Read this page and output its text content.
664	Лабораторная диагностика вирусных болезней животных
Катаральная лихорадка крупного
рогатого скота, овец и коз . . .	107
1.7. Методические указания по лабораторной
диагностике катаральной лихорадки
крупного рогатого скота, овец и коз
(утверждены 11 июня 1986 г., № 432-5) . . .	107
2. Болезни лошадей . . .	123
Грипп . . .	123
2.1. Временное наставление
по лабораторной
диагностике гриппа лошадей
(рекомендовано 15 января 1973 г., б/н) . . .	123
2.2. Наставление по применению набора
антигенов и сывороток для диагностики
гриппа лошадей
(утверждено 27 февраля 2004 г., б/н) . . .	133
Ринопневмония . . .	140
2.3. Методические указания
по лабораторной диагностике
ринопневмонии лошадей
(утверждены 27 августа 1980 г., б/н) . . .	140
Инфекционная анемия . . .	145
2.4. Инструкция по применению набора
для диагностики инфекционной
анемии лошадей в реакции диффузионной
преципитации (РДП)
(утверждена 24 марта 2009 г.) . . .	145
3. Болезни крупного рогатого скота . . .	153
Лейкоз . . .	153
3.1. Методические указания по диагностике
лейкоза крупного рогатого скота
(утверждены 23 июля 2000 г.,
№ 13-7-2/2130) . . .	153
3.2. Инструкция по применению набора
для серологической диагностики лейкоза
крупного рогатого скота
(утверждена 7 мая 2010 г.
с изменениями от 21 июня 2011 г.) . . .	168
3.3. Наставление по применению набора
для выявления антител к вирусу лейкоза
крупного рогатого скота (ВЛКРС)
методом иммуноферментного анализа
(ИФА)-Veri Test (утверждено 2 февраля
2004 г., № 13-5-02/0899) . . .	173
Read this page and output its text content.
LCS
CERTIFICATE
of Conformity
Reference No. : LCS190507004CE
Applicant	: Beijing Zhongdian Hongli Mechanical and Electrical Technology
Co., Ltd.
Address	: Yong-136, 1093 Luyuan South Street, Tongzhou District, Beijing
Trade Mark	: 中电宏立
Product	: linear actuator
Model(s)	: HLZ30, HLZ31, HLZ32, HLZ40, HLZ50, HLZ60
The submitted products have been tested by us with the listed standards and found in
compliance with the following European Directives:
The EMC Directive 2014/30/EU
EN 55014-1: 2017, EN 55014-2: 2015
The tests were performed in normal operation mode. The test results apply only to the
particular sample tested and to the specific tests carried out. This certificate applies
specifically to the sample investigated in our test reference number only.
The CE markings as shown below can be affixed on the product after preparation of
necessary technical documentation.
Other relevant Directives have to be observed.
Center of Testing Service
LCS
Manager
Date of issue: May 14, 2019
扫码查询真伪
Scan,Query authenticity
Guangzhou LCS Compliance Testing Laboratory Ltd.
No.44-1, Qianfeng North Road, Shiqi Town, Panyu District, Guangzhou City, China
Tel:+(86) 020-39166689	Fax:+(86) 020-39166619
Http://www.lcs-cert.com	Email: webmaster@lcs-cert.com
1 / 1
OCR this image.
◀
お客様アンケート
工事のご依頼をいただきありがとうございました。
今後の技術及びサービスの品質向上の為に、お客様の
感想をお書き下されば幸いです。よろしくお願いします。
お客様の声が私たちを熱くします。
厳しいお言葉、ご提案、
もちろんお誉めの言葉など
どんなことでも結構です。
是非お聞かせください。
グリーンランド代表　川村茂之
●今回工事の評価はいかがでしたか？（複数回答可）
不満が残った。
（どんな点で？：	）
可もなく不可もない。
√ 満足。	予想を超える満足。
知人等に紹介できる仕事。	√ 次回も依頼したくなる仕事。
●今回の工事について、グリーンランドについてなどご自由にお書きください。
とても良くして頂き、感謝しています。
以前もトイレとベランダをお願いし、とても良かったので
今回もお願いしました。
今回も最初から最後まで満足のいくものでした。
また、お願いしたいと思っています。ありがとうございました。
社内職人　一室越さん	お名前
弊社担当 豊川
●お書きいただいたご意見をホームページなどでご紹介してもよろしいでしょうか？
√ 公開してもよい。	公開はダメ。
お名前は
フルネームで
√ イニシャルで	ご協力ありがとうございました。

PROBLEM REQUIREMENTS
Set down the entries verbatim, leaving none out.

THE COMPLETED TASK
Read this page and output its text content.
664	Лабораторная диагностика вирусных болезней животных
Катаральная лихорадка крупного
рогатого скота, овец и коз . . .	107
1.7. Методические указания по лабораторной
диагностике катаральной лихорадки
крупного рогатого скота, овец и коз
(утверждены 11 июня 1986 г., № 432-5) . . .	107
2. Болезни лошадей . . .	123
Грипп . . .	123
2.1. Временное наставление
по лабораторной
диагностике гриппа лошадей
(рекомендовано 15 января 1973 г., б/н) . . .	123
2.2. Наставление по применению набора
антигенов и сывороток для диагностики
гриппа лошадей
(утверждено 27 февраля 2004 г., б/н) . . .	133
Ринопневмония . . .	140
2.3. Методические указания
по лабораторной диагностике
ринопневмонии лошадей
(утверждены 27 августа 1980 г., б/н) . . .	140
Инфекционная анемия . . .	145
2.4. Инструкция по применению набора
для диагностики инфекционной
анемии лошадей в реакции диффузионной
преципитации (РДП)
(утверждена 24 марта 2009 г.) . . .	145
3. Болезни крупного рогатого скота . . .	153
Лейкоз . . .	153
3.1. Методические указания по диагностике
лейкоза крупного рогатого скота
(утверждены 23 июля 2000 г.,
№ 13-7-2/2130) . . .	153
3.2. Инструкция по применению набора
для серологической диагностики лейкоза
крупного рогатого скота
(утверждена 7 мая 2010 г.
с изменениями от 21 июня 2011 г.) . . .	168
3.3. Наставление по применению набора
для выявления антител к вирусу лейкоза
крупного рогатого скота (ВЛКРС)
методом иммуноферментного анализа
(ИФА)-Veri Test (утверждено 2 февраля
2004 г., № 13-5-02/0899) . . .	173
Read this page and output its text content.
LCS
CERTIFICATE
of Conformity
Reference No. : LCS190507004CE
Applicant	: Beijing Zhongdian Hongli Mechanical and Electrical Technology
Co., Ltd.
Address	: Yong-136, 1093 Luyuan South Street, Tongzhou District, Beijing
Trade Mark	: 中电宏立
Product	: linear actuator
Model(s)	: HLZ30, HLZ31, HLZ32, HLZ40, HLZ50, HLZ60
The submitted products have been tested by us with the listed standards and found in
compliance with the following European Directives:
The EMC Directive 2014/30/EU
EN 55014-1: 2017, EN 55014-2: 2015
The tests were performed in normal operation mode. The test results apply only to the
particular sample tested and to the specific tests carried out. This certificate applies
specifically to the sample investigated in our test reference number only.
The CE markings as shown below can be affixed on the product after preparation of
necessary technical documentation.
Other relevant Directives have to be observed.
Center of Testing Service
LCS
Manager
Date of issue: May 14, 2019
扫码查询真伪
Scan,Query authenticity
Guangzhou LCS Compliance Testing Laboratory Ltd.
No.44-1, Qianfeng North Road, Shiqi Town, Panyu District, Guangzhou City, China
Tel:+(86) 020-39166689	Fax:+(86) 020-39166619
Http://www.lcs-cert.com	Email: webmaster@lcs-cert.com
1 / 1
OCR this image.
◀
お客様アンケート
工事のご依頼をいただきありがとうございました。
今後の技術及びサービスの品質向上の為に、お客様の
感想をお書き下されば幸いです。よろしくお願いします。
お客様の声が私たちを熱くします。
厳しいお言葉、ご提案、
もちろんお誉めの言葉など
どんなことでも結構です。
是非お聞かせください。
グリーンランド代表　川村茂之
●今回工事の評価はいかがでしたか？（複数回答可）
不満が残った。
（どんな点で？：	）
可もなく不可もない。
√ 満足。	予想を超える満足。
知人等に紹介できる仕事。	√ 次回も依頼したくなる仕事。
●今回の工事について、グリーンランドについてなどご自由にお書きください。
とても良くして頂き、感謝しています。
以前もトイレとベランダをお願いし、とても良かったので
今回もお願いしました。
今回も最初から最後まで満足のいくものでした。
また、お願いしたいと思っています。ありがとうございました。
社内職人　一室越さん	お名前
弊社担当 豊川
●お書きいただいたご意見をホームページなどでご紹介してもよろしいでしょうか？
√ 公開してもよい。	公開はダメ。
お名前は
フルネームで
√ イニシャルで	ご協力ありがとうございました。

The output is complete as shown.